[START OF Material provided]
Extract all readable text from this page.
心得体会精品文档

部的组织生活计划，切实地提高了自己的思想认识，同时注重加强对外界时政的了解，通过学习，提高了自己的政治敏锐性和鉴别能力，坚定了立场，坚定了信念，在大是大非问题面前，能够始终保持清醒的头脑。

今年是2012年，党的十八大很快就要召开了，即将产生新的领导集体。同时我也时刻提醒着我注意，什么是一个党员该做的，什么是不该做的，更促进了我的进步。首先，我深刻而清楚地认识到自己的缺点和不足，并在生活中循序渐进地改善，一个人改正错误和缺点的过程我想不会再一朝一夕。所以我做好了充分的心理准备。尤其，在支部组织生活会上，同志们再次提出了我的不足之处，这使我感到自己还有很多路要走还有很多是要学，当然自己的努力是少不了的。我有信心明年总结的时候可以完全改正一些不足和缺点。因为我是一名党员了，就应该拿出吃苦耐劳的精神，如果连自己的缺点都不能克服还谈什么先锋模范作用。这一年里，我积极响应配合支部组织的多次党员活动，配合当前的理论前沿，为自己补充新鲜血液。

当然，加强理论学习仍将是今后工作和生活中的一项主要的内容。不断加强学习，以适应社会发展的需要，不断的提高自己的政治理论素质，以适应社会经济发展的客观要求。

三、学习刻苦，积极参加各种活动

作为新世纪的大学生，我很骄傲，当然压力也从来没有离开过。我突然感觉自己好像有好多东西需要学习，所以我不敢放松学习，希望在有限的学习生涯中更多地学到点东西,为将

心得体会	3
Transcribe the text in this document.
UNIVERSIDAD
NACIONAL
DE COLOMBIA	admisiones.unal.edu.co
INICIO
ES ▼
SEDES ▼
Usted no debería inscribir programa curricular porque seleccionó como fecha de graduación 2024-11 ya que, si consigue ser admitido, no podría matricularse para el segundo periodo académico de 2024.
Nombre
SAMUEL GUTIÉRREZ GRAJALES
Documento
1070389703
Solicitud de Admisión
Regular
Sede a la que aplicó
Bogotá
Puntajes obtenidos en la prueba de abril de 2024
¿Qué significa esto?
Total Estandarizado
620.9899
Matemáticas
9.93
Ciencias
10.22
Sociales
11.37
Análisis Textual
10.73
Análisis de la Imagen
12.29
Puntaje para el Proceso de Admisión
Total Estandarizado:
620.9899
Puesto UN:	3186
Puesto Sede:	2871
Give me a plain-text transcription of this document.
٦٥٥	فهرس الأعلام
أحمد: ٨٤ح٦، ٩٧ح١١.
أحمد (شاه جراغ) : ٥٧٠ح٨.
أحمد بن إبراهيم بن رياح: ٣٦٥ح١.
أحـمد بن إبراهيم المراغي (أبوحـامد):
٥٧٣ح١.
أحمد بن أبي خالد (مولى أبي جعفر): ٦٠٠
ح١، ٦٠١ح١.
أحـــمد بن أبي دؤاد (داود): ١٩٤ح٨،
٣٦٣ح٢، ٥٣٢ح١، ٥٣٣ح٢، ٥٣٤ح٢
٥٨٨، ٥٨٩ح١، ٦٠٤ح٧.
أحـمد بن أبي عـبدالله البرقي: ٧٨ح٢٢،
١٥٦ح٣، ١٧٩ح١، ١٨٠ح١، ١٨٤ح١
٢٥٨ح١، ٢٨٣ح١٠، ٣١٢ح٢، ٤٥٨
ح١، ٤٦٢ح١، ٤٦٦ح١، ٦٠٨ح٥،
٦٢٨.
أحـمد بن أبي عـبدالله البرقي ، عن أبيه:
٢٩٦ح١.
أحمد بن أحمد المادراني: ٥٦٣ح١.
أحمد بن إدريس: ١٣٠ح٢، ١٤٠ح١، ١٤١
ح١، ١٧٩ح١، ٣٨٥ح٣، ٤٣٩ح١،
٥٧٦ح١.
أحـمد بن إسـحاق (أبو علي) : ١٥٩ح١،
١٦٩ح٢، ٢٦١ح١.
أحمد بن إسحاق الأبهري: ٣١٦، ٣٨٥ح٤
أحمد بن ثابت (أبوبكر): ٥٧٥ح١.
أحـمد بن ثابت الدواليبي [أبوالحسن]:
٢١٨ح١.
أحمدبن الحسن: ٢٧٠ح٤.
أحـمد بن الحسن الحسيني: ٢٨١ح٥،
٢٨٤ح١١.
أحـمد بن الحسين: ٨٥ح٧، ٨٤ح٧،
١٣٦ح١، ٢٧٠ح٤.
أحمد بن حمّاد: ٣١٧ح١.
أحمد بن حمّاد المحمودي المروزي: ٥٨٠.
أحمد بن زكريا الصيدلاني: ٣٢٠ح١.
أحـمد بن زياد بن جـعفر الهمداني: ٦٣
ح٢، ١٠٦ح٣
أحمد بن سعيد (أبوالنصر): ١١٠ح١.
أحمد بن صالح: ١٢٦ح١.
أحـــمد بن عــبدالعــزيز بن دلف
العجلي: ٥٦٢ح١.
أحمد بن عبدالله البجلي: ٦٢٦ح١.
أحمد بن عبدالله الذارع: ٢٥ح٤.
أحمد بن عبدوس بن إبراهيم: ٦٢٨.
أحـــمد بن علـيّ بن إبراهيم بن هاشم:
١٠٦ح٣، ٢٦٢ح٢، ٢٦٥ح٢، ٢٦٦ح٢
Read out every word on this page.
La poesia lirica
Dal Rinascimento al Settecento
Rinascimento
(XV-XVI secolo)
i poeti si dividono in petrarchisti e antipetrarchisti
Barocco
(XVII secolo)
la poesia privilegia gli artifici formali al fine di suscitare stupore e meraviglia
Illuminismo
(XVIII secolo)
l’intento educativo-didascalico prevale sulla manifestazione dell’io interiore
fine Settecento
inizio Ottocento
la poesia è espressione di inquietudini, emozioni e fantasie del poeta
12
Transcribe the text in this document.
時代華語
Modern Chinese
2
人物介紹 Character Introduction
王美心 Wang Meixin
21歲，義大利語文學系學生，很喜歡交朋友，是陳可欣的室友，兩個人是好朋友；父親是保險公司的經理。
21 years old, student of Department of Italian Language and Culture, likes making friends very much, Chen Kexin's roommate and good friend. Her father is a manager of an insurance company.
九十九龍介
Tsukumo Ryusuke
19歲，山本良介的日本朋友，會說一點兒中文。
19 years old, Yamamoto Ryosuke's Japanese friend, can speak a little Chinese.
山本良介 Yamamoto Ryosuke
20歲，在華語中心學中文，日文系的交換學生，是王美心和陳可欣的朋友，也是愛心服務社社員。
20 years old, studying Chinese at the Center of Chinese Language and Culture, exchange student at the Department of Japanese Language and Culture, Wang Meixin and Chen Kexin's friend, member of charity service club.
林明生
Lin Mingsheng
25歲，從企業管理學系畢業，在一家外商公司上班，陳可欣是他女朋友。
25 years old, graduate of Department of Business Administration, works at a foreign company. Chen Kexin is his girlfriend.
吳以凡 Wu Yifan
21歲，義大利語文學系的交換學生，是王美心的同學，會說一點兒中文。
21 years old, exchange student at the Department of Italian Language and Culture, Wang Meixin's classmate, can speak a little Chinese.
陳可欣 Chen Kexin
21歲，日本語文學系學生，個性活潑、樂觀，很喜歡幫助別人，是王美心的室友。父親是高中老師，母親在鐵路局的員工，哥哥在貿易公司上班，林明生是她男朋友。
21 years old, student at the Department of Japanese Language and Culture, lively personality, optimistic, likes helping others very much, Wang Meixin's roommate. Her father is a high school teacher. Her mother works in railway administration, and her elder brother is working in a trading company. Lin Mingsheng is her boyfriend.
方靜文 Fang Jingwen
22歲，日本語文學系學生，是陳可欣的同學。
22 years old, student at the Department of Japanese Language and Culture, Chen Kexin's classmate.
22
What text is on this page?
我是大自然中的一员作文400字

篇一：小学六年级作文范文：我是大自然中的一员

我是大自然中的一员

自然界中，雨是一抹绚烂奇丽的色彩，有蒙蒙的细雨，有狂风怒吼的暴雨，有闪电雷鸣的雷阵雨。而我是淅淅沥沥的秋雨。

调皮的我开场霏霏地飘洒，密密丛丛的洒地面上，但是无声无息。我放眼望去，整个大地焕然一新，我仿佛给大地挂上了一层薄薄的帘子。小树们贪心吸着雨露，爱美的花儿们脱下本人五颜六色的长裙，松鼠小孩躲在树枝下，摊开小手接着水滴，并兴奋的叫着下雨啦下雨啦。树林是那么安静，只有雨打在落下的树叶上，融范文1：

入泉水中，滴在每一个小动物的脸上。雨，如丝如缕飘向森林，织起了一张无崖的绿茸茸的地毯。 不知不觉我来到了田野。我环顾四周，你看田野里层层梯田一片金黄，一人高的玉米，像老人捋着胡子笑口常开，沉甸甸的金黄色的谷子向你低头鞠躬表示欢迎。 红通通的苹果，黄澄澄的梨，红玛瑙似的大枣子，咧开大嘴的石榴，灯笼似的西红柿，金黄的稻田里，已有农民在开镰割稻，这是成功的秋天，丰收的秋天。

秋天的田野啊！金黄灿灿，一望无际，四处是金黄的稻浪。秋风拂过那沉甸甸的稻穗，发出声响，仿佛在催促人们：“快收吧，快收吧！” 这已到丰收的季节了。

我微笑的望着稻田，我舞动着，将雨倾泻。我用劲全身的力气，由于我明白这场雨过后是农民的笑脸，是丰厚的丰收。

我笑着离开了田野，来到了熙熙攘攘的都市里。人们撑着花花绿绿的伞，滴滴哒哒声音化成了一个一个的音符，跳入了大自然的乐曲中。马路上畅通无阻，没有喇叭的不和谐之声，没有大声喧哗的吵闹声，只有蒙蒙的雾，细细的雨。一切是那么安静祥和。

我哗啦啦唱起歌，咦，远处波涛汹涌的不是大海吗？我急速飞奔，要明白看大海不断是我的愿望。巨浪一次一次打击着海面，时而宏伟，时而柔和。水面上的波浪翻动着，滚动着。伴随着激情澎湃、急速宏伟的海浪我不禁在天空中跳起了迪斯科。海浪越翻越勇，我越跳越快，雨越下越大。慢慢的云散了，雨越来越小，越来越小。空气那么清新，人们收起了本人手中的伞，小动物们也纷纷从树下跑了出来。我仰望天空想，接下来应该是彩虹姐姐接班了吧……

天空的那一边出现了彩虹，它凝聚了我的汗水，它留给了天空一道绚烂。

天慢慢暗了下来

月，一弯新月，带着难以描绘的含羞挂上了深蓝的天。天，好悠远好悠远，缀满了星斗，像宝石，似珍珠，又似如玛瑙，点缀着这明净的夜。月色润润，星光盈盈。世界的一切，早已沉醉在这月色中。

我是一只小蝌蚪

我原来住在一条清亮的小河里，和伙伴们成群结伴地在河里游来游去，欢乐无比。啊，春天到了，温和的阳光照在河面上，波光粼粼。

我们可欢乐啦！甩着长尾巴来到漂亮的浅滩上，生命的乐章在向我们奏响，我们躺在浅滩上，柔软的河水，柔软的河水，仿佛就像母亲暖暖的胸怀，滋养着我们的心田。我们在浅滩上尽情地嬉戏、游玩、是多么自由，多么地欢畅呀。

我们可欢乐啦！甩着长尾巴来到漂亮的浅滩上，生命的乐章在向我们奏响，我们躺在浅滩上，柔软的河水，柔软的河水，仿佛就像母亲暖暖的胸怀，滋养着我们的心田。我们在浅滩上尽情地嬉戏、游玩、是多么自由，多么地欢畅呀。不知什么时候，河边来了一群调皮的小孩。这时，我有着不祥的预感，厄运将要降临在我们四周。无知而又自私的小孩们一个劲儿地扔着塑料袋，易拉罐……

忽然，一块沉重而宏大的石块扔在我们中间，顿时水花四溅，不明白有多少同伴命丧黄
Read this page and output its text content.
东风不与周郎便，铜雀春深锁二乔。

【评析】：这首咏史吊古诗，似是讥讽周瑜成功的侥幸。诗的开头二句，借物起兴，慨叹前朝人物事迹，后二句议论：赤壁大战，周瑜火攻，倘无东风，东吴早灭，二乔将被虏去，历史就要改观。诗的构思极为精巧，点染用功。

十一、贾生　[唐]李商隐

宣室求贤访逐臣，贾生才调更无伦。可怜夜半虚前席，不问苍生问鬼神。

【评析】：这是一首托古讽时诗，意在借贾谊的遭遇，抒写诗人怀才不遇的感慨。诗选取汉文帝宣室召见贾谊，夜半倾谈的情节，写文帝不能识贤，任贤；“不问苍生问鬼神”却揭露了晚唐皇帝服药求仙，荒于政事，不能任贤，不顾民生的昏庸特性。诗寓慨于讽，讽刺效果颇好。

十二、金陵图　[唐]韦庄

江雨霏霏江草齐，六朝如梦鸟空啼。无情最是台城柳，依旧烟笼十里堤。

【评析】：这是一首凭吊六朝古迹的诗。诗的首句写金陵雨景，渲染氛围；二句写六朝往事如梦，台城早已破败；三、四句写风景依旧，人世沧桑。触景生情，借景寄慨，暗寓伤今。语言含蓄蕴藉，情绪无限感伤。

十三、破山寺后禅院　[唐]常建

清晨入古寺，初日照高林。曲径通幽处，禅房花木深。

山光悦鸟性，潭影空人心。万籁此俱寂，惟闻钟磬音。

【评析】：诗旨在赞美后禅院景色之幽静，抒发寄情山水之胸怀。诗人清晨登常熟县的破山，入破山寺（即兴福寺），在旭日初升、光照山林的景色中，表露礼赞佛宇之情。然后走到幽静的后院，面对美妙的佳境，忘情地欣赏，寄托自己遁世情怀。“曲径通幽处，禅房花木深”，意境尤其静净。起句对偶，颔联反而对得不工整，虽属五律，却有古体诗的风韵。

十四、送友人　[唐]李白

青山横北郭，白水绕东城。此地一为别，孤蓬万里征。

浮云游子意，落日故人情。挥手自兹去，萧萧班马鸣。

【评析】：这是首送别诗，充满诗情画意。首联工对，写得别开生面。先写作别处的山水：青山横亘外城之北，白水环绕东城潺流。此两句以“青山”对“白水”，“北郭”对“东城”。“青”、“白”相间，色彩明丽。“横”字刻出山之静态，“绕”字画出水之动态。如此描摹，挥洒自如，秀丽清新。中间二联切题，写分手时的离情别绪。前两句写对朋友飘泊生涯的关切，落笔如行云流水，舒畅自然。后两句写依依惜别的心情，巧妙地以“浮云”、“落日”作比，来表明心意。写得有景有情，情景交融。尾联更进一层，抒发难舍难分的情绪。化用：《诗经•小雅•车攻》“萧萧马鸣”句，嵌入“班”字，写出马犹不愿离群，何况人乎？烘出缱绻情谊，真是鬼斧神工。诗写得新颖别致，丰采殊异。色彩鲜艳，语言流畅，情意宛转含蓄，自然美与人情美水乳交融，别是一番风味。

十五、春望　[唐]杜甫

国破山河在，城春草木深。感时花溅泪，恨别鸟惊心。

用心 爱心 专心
[END OF Material provided]
> What to produce: Using the entries above, return each line that includes the word "Admisión".

> Task solution:
Solicitud de Admisión
Puntaje para el Proceso de Admisión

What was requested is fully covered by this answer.